▶ **THE EXERCISE**
State how many lines of the entries hold the string "GOVERNMENT", and nothing more.

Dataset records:
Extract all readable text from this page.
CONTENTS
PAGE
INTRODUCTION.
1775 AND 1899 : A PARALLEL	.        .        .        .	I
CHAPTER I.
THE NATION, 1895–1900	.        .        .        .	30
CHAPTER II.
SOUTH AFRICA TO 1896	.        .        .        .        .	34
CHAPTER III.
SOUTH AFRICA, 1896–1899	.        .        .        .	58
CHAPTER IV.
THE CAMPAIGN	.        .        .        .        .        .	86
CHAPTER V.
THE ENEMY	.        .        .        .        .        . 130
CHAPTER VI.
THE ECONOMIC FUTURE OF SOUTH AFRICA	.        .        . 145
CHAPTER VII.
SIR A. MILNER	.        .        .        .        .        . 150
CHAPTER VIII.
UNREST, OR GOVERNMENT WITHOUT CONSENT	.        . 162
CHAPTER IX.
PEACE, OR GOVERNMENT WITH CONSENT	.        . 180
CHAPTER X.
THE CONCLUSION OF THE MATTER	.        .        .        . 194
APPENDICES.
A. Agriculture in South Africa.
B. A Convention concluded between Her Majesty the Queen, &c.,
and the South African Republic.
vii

▶ **REPLY**
2